■ OBJECTIVE:
Without the images, output each record below as it stands.
== == ==
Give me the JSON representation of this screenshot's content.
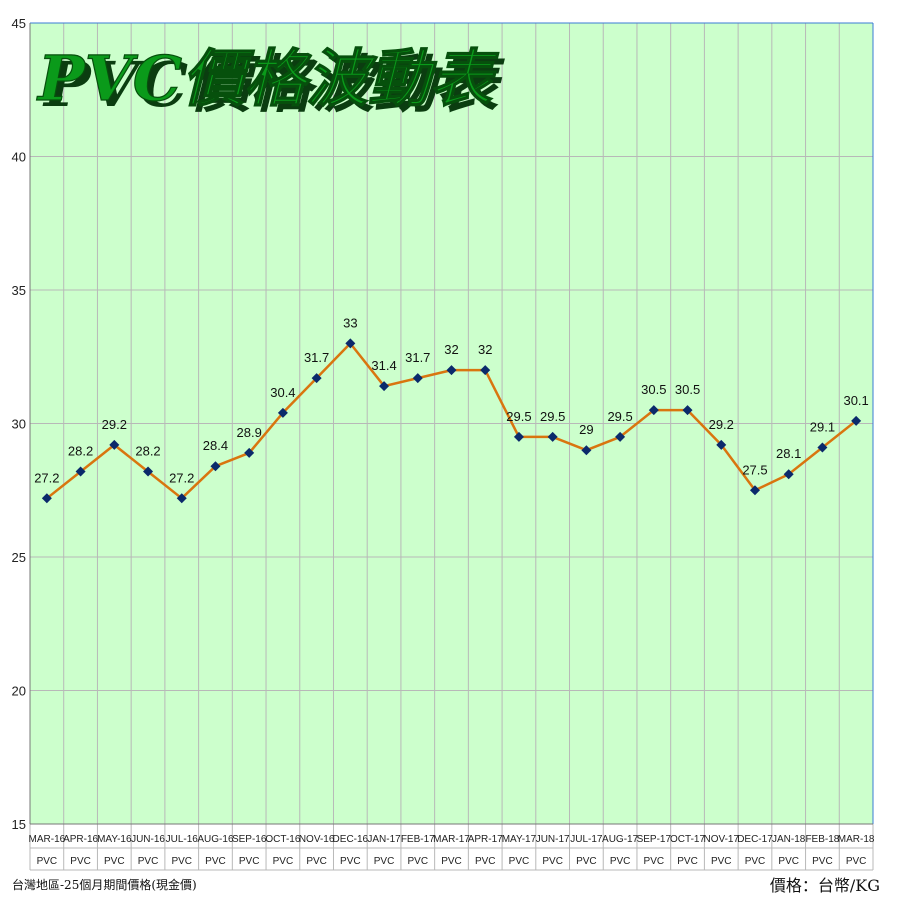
{
  "chart_data": {
    "type": "line",
    "title": "PVC價格波動表",
    "categories": [
      "MAR-16",
      "APR-16",
      "MAY-16",
      "JUN-16",
      "JUL-16",
      "AUG-16",
      "SEP-16",
      "OCT-16",
      "NOV-16",
      "DEC-16",
      "JAN-17",
      "FEB-17",
      "MAR-17",
      "APR-17",
      "MAY-17",
      "JUN-17",
      "JUL-17",
      "AUG-17",
      "SEP-17",
      "OCT-17",
      "NOV-17",
      "DEC-17",
      "JAN-18",
      "FEB-18",
      "MAR-18"
    ],
    "category_sublabel": "PVC",
    "series": [
      {
        "values": [
          27.2,
          28.2,
          29.2,
          28.2,
          27.2,
          28.4,
          28.9,
          30.4,
          31.7,
          33,
          31.4,
          31.7,
          32,
          32,
          29.5,
          29.5,
          29,
          29.5,
          30.5,
          30.5,
          29.2,
          27.5,
          28.1,
          29.1,
          30.1
        ]
      }
    ],
    "data_labels": [
      "27.2",
      "28.2",
      "29.2",
      "28.2",
      "27.2",
      "28.4",
      "28.9",
      "30.4",
      "31.7",
      "33",
      "31.4",
      "31.7",
      "32",
      "32",
      "29.5",
      "29.5",
      "29",
      "29.5",
      "30.5",
      "30.5",
      "29.2",
      "27.5",
      "28.1",
      "29.1",
      "30.1"
    ],
    "ylim": [
      15,
      45
    ],
    "yticks": [
      "15",
      "20",
      "25",
      "30",
      "35",
      "40",
      "45"
    ],
    "grid": true,
    "colors": {
      "plot_background": "#ccffcc",
      "line": "#d9750f",
      "marker": "#0b2a6b",
      "grid": "#b8b8b8"
    }
  },
  "footer": {
    "note": "台灣地區-25個月期間價格(現金價)",
    "unit": "價格：台幣/KG"
  }
}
== == ==
■ ANSWER:
Give me the JSON representation of this screenshot's content.
{
  "chart_data": {
    "type": "line",
    "title": "PVC價格波動表",
    "categories": [
      "MAR-16",
      "APR-16",
      "MAY-16",
      "JUN-16",
      "JUL-16",
      "AUG-16",
      "SEP-16",
      "OCT-16",
      "NOV-16",
      "DEC-16",
      "JAN-17",
      "FEB-17",
      "MAR-17",
      "APR-17",
      "MAY-17",
      "JUN-17",
      "JUL-17",
      "AUG-17",
      "SEP-17",
      "OCT-17",
      "NOV-17",
      "DEC-17",
      "JAN-18",
      "FEB-18",
      "MAR-18"
    ],
    "category_sublabel": "PVC",
    "series": [
      {
        "values": [
          27.2,
          28.2,
          29.2,
          28.2,
          27.2,
          28.4,
          28.9,
          30.4,
          31.7,
          33,
          31.4,
          31.7,
          32,
          32,
          29.5,
          29.5,
          29,
          29.5,
          30.5,
          30.5,
          29.2,
          27.5,
          28.1,
          29.1,
          30.1
        ]
      }
    ],
    "data_labels": [
      "27.2",
      "28.2",
      "29.2",
      "28.2",
      "27.2",
      "28.4",
      "28.9",
      "30.4",
      "31.7",
      "33",
      "31.4",
      "31.7",
      "32",
      "32",
      "29.5",
      "29.5",
      "29",
      "29.5",
      "30.5",
      "30.5",
      "29.2",
      "27.5",
      "28.1",
      "29.1",
      "30.1"
    ],
    "ylim": [
      15,
      45
    ],
    "yticks": [
      "15",
      "20",
      "25",
      "30",
      "35",
      "40",
      "45"
    ],
    "grid": true,
    "colors": {
      "plot_background": "#ccffcc",
      "line": "#d9750f",
      "marker": "#0b2a6b",
      "grid": "#b8b8b8"
    }
  },
  "footer": {
    "note": "台灣地區-25個月期間價格(現金價)",
    "unit": "價格：台幣/KG"
  }
}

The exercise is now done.